◆ **Rows**
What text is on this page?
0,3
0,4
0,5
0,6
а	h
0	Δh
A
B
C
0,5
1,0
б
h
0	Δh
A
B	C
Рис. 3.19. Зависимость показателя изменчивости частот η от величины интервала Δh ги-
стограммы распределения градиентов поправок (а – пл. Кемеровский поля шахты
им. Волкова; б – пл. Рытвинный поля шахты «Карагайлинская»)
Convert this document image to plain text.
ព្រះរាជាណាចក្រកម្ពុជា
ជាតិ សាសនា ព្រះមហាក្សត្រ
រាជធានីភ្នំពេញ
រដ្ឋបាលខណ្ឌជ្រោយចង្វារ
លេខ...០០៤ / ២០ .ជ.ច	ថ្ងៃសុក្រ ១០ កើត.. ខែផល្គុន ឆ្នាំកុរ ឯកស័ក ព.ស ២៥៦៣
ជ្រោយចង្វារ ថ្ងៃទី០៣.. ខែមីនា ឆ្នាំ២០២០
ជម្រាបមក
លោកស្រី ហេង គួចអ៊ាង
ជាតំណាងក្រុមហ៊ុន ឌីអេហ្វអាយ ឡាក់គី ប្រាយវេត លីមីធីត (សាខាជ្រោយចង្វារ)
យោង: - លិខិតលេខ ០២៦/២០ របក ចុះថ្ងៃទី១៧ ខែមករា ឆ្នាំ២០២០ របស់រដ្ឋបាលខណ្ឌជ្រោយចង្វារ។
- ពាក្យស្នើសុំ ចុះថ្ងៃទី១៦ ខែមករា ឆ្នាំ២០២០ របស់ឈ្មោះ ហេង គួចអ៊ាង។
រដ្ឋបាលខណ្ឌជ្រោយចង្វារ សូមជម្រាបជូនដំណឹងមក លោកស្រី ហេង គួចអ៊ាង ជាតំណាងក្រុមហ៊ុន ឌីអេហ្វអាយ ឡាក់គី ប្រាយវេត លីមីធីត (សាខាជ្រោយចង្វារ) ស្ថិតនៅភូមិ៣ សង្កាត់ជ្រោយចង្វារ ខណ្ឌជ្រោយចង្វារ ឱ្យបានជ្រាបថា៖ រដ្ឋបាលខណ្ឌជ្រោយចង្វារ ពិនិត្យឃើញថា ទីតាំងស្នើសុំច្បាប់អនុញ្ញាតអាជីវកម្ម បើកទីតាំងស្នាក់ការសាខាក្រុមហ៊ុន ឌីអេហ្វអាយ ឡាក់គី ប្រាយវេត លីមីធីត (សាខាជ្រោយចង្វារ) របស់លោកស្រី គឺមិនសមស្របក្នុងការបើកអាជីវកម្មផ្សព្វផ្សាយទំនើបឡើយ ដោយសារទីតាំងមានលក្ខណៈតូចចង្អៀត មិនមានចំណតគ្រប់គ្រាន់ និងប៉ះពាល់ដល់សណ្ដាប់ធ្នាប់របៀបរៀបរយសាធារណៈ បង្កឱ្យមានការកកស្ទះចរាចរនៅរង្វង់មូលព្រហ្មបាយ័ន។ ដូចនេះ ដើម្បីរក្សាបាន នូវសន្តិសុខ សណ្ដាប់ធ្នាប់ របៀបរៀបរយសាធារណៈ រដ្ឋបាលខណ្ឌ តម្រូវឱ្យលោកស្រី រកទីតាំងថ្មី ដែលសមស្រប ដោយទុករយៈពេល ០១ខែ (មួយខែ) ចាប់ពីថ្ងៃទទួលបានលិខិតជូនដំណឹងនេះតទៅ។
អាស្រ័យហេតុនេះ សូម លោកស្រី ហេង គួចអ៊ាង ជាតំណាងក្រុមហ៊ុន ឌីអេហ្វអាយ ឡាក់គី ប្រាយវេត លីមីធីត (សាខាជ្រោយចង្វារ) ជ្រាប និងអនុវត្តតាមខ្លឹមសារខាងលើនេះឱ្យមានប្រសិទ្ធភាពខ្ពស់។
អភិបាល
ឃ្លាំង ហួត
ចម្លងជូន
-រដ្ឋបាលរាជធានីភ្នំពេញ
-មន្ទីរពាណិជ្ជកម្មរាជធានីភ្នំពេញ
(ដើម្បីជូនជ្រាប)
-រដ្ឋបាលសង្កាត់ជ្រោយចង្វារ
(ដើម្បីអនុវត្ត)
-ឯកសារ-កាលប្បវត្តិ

◆ **Problem to solve**
Make a verbatim copy of every entry shown above.

◆ **Written answer**
What text is on this page?
0,3
0,4
0,5
0,6
а	h
0	Δh
A
B
C
0,5
1,0
б
h
0	Δh
A
B	C
Рис. 3.19. Зависимость показателя изменчивости частот η от величины интервала Δh ги-
стограммы распределения градиентов поправок (а – пл. Кемеровский поля шахты
им. Волкова; б – пл. Рытвинный поля шахты «Карагайлинская»)
Convert this document image to plain text.
ព្រះរាជាណាចក្រកម្ពុជា
ជាតិ សាសនា ព្រះមហាក្សត្រ
រាជធានីភ្នំពេញ
រដ្ឋបាលខណ្ឌជ្រោយចង្វារ
លេខ...០០៤ / ២០ .ជ.ច	ថ្ងៃសុក្រ ១០ កើត.. ខែផល្គុន ឆ្នាំកុរ ឯកស័ក ព.ស ២៥៦៣
ជ្រោយចង្វារ ថ្ងៃទី០៣.. ខែមីនា ឆ្នាំ២០២០
ជម្រាបមក
លោកស្រី ហេង គួចអ៊ាង
ជាតំណាងក្រុមហ៊ុន ឌីអេហ្វអាយ ឡាក់គី ប្រាយវេត លីមីធីត (សាខាជ្រោយចង្វារ)
យោង: - លិខិតលេខ ០២៦/២០ របក ចុះថ្ងៃទី១៧ ខែមករា ឆ្នាំ២០២០ របស់រដ្ឋបាលខណ្ឌជ្រោយចង្វារ។
- ពាក្យស្នើសុំ ចុះថ្ងៃទី១៦ ខែមករា ឆ្នាំ២០២០ របស់ឈ្មោះ ហេង គួចអ៊ាង។
រដ្ឋបាលខណ្ឌជ្រោយចង្វារ សូមជម្រាបជូនដំណឹងមក លោកស្រី ហេង គួចអ៊ាង ជាតំណាងក្រុមហ៊ុន ឌីអេហ្វអាយ ឡាក់គី ប្រាយវេត លីមីធីត (សាខាជ្រោយចង្វារ) ស្ថិតនៅភូមិ៣ សង្កាត់ជ្រោយចង្វារ ខណ្ឌជ្រោយចង្វារ ឱ្យបានជ្រាបថា៖ រដ្ឋបាលខណ្ឌជ្រោយចង្វារ ពិនិត្យឃើញថា ទីតាំងស្នើសុំច្បាប់អនុញ្ញាតអាជីវកម្ម បើកទីតាំងស្នាក់ការសាខាក្រុមហ៊ុន ឌីអេហ្វអាយ ឡាក់គី ប្រាយវេត លីមីធីត (សាខាជ្រោយចង្វារ) របស់លោកស្រី គឺមិនសមស្របក្នុងការបើកអាជីវកម្មផ្សព្វផ្សាយទំនើបឡើយ ដោយសារទីតាំងមានលក្ខណៈតូចចង្អៀត មិនមានចំណតគ្រប់គ្រាន់ និងប៉ះពាល់ដល់សណ្ដាប់ធ្នាប់របៀបរៀបរយសាធារណៈ បង្កឱ្យមានការកកស្ទះចរាចរនៅរង្វង់មូលព្រហ្មបាយ័ន។ ដូចនេះ ដើម្បីរក្សាបាន នូវសន្តិសុខ សណ្ដាប់ធ្នាប់ របៀបរៀបរយសាធារណៈ រដ្ឋបាលខណ្ឌ តម្រូវឱ្យលោកស្រី រកទីតាំងថ្មី ដែលសមស្រប ដោយទុករយៈពេល ០១ខែ (មួយខែ) ចាប់ពីថ្ងៃទទួលបានលិខិតជូនដំណឹងនេះតទៅ។
អាស្រ័យហេតុនេះ សូម លោកស្រី ហេង គួចអ៊ាង ជាតំណាងក្រុមហ៊ុន ឌីអេហ្វអាយ ឡាក់គី ប្រាយវេត លីមីធីត (សាខាជ្រោយចង្វារ) ជ្រាប និងអនុវត្តតាមខ្លឹមសារខាងលើនេះឱ្យមានប្រសិទ្ធភាពខ្ពស់។
អភិបាល
ឃ្លាំង ហួត
ចម្លងជូន
-រដ្ឋបាលរាជធានីភ្នំពេញ
-មន្ទីរពាណិជ្ជកម្មរាជធានីភ្នំពេញ
(ដើម្បីជូនជ្រាប)
-រដ្ឋបាលសង្កាត់ជ្រោយចង្វារ
(ដើម្បីអនុវត្ត)
-ឯកសារ-កាលប្បវត្តិ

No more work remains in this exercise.